◆ Written exercise
Each record below must be returned exactly as shown.

◆ Task input

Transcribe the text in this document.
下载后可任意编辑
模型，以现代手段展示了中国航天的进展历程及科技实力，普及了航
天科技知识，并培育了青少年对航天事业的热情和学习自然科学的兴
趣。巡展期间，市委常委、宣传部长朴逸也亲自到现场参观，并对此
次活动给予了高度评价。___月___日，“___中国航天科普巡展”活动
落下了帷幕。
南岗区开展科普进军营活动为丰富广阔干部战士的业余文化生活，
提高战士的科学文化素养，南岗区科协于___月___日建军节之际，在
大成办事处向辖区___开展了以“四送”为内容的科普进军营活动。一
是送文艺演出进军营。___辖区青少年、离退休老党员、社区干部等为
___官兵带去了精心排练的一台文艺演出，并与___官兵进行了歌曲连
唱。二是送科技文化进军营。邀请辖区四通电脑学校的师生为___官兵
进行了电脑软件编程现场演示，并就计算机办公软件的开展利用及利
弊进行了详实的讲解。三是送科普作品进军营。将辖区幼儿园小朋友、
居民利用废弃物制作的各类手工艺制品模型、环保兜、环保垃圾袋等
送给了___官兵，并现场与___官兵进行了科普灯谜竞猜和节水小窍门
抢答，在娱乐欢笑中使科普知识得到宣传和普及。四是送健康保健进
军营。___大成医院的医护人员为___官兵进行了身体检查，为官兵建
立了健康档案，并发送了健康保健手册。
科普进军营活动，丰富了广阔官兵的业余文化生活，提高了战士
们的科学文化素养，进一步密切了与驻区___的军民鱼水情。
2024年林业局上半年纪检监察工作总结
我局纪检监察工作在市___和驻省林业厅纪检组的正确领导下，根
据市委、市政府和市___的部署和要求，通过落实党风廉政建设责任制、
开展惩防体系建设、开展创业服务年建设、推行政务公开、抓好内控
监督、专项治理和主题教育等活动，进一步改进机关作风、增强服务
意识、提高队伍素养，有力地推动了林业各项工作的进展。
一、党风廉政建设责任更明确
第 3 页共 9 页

◆ Task response
Transcribe the text in this document.
下载后可任意编辑
模型，以现代手段展示了中国航天的进展历程及科技实力，普及了航
天科技知识，并培育了青少年对航天事业的热情和学习自然科学的兴
趣。巡展期间，市委常委、宣传部长朴逸也亲自到现场参观，并对此
次活动给予了高度评价。___月___日，“___中国航天科普巡展”活动
落下了帷幕。
南岗区开展科普进军营活动为丰富广阔干部战士的业余文化生活，
提高战士的科学文化素养，南岗区科协于___月___日建军节之际，在
大成办事处向辖区___开展了以“四送”为内容的科普进军营活动。一
是送文艺演出进军营。___辖区青少年、离退休老党员、社区干部等为
___官兵带去了精心排练的一台文艺演出，并与___官兵进行了歌曲连
唱。二是送科技文化进军营。邀请辖区四通电脑学校的师生为___官兵
进行了电脑软件编程现场演示，并就计算机办公软件的开展利用及利
弊进行了详实的讲解。三是送科普作品进军营。将辖区幼儿园小朋友、
居民利用废弃物制作的各类手工艺制品模型、环保兜、环保垃圾袋等
送给了___官兵，并现场与___官兵进行了科普灯谜竞猜和节水小窍门
抢答，在娱乐欢笑中使科普知识得到宣传和普及。四是送健康保健进
军营。___大成医院的医护人员为___官兵进行了身体检查，为官兵建
立了健康档案，并发送了健康保健手册。
科普进军营活动，丰富了广阔官兵的业余文化生活，提高了战士
们的科学文化素养，进一步密切了与驻区___的军民鱼水情。
2024年林业局上半年纪检监察工作总结
我局纪检监察工作在市___和驻省林业厅纪检组的正确领导下，根
据市委、市政府和市___的部署和要求，通过落实党风廉政建设责任制、
开展惩防体系建设、开展创业服务年建设、推行政务公开、抓好内控
监督、专项治理和主题教育等活动，进一步改进机关作风、增强服务
意识、提高队伍素养，有力地推动了林业各项工作的进展。
一、党风廉政建设责任更明确
第 3 页共 9 页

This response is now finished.